>>>>

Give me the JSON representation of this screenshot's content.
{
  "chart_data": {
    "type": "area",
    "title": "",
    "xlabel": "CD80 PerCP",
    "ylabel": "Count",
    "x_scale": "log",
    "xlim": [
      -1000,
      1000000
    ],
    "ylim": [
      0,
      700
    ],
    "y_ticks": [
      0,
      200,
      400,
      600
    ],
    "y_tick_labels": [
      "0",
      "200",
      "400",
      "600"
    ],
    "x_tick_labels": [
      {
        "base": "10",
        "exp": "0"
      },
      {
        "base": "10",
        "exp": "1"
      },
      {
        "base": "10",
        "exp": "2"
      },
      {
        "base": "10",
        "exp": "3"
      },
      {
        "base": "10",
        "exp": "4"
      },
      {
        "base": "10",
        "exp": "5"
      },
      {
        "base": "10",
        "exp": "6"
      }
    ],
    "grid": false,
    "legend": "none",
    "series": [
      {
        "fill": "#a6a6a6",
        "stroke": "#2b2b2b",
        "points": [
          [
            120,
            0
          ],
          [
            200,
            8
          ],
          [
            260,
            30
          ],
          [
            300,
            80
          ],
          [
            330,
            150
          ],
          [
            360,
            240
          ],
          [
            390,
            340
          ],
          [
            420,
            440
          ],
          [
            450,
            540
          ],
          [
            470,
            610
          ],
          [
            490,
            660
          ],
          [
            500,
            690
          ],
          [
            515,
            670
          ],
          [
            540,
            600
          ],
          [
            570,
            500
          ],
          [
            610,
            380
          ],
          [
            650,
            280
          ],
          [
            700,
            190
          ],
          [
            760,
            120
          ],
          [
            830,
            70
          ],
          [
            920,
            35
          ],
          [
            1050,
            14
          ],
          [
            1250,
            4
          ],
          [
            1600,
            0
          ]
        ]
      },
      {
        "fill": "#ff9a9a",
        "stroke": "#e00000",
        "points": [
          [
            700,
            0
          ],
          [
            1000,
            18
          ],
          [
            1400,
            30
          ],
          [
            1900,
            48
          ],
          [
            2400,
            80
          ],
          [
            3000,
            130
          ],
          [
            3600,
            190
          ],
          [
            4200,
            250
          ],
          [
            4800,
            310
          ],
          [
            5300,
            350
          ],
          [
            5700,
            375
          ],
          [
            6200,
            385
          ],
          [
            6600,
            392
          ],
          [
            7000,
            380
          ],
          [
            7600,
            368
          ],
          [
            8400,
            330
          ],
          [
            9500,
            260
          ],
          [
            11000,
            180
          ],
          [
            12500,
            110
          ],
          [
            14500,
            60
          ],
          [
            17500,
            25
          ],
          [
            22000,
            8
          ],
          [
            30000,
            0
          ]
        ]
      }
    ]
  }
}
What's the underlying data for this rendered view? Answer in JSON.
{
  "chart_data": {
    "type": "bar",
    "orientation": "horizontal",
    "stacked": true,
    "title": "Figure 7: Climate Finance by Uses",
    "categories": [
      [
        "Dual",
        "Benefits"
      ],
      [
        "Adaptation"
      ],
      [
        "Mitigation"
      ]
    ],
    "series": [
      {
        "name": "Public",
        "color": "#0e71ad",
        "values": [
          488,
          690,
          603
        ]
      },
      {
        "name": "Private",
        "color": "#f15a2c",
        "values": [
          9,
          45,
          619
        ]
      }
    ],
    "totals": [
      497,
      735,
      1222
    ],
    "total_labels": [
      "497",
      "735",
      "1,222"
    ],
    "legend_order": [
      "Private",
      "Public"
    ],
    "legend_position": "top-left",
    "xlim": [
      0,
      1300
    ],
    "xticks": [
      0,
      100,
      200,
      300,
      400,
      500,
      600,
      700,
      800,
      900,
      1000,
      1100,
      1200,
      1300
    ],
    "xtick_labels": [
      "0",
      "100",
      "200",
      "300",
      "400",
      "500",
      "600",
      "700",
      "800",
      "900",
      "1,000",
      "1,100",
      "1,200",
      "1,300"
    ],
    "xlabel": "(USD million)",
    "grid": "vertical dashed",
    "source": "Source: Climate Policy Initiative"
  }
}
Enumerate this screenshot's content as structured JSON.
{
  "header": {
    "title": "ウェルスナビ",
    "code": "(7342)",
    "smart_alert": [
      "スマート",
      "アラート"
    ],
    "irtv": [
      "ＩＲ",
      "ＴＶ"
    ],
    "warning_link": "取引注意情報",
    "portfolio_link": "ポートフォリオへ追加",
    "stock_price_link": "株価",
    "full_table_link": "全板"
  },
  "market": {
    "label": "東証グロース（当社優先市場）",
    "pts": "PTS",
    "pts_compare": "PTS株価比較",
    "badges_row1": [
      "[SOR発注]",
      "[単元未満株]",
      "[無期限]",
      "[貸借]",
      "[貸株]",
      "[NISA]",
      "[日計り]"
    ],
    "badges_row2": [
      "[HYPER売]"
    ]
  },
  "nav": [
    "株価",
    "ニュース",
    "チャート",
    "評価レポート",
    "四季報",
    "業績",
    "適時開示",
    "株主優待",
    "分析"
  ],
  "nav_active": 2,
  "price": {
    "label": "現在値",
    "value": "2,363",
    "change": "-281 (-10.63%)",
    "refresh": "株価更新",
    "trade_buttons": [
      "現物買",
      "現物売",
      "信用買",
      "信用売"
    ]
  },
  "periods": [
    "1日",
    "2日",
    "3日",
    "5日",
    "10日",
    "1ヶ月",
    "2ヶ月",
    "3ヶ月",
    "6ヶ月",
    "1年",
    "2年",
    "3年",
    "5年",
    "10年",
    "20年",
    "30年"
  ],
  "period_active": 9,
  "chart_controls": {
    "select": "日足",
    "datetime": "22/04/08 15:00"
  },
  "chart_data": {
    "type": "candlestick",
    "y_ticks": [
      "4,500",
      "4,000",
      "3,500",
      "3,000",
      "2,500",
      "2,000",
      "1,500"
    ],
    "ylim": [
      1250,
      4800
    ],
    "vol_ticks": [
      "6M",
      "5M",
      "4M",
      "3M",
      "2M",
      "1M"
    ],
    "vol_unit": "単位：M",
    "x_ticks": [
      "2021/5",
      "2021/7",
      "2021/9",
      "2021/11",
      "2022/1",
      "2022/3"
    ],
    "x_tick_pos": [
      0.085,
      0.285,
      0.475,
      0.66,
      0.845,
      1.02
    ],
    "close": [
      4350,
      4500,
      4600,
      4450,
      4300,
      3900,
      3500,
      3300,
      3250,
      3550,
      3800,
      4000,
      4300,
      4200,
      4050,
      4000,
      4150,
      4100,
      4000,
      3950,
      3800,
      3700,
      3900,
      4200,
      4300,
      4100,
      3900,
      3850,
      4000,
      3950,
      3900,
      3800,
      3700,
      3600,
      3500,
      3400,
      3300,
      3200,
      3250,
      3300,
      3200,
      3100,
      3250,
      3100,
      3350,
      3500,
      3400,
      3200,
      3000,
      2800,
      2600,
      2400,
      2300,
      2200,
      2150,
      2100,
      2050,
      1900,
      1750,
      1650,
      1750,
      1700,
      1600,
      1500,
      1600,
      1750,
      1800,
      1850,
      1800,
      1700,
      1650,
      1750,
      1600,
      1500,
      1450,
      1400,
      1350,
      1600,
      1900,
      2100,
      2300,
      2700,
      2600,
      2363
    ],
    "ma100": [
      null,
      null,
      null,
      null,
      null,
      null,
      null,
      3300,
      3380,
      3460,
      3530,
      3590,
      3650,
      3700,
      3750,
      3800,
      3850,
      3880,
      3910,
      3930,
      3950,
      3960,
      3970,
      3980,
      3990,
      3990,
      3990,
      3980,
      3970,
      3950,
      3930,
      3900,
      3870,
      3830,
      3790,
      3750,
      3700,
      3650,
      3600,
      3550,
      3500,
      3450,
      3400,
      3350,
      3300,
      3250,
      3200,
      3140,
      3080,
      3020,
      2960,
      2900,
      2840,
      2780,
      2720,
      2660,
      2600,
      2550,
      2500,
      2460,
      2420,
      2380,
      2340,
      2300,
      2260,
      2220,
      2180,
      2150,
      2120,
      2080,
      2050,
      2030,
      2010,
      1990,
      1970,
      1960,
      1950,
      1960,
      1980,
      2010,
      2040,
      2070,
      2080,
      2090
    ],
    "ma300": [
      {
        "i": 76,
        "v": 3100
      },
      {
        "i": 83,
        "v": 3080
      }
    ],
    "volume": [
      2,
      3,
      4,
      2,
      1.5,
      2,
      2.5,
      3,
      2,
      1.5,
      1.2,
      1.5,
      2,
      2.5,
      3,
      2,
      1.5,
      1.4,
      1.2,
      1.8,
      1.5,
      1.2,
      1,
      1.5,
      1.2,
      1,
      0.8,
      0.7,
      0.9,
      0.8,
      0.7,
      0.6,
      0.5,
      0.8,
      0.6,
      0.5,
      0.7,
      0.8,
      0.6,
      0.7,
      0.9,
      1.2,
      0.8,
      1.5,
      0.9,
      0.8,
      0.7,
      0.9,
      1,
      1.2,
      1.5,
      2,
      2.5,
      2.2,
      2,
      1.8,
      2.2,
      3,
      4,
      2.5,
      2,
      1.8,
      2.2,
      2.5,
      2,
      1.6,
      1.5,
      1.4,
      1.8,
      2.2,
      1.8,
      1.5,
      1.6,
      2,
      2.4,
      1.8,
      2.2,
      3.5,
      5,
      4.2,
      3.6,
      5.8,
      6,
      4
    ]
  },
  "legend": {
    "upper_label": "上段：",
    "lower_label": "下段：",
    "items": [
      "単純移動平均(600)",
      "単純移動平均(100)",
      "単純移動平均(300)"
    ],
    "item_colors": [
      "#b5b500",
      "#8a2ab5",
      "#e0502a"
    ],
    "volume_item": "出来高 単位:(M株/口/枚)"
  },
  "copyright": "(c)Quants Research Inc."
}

<<<<

# Instructions for the task
Of the lines in the material, how many hold the word "screenshot"? Reply with the number only.

# Answer to the problem
2